Show, in full, each line of the data that contains "三个选项中选出正确答案".

┏━━

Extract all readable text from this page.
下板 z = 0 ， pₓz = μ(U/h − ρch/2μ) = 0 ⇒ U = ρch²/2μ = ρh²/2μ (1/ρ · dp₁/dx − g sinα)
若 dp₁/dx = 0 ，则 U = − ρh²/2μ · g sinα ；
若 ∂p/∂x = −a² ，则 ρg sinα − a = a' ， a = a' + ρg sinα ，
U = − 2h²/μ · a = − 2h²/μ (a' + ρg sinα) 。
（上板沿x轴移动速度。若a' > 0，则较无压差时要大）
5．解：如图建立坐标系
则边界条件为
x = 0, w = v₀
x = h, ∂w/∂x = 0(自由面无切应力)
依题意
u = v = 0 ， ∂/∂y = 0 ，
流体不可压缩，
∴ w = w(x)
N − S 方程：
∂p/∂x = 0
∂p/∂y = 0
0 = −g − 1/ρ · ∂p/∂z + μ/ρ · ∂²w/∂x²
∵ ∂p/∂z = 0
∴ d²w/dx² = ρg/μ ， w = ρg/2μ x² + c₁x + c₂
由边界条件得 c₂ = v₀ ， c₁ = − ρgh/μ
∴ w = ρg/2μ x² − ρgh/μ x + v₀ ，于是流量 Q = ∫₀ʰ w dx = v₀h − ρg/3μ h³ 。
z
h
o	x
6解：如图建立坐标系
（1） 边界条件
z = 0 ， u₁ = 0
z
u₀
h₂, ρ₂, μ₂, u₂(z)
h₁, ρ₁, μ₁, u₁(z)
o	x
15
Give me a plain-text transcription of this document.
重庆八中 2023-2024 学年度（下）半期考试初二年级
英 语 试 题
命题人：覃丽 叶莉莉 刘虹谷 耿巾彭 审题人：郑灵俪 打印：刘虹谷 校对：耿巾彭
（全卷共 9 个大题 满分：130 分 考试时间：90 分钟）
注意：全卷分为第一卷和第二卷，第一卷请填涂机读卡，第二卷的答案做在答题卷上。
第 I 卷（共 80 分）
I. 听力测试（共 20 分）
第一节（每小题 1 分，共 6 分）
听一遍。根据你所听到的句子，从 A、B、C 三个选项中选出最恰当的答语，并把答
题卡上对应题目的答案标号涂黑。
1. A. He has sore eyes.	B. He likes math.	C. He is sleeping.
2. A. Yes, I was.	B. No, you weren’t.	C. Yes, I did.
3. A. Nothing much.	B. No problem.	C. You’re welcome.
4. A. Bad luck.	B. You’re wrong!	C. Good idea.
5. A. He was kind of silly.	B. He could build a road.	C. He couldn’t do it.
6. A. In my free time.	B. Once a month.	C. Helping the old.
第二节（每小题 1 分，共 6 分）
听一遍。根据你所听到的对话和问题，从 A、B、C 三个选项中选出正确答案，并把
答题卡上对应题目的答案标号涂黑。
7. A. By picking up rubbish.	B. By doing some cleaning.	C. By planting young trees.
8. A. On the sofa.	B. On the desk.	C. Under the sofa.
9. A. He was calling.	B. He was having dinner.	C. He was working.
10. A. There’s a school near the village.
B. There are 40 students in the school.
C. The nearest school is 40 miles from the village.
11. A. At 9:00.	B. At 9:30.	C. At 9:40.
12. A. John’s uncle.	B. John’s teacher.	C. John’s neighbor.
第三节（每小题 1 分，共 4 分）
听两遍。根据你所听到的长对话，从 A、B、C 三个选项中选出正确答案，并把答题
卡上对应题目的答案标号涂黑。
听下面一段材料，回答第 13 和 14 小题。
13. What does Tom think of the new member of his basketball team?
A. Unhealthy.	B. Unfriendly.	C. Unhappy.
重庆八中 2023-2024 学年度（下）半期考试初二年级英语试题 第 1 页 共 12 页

┗━━

Exercise response —
听一遍。根据你所听到的对话和问题，从 A、B、C 三个选项中选出正确答案，并把
听两遍。根据你所听到的长对话，从 A、B、C 三个选项中选出正确答案，并把答题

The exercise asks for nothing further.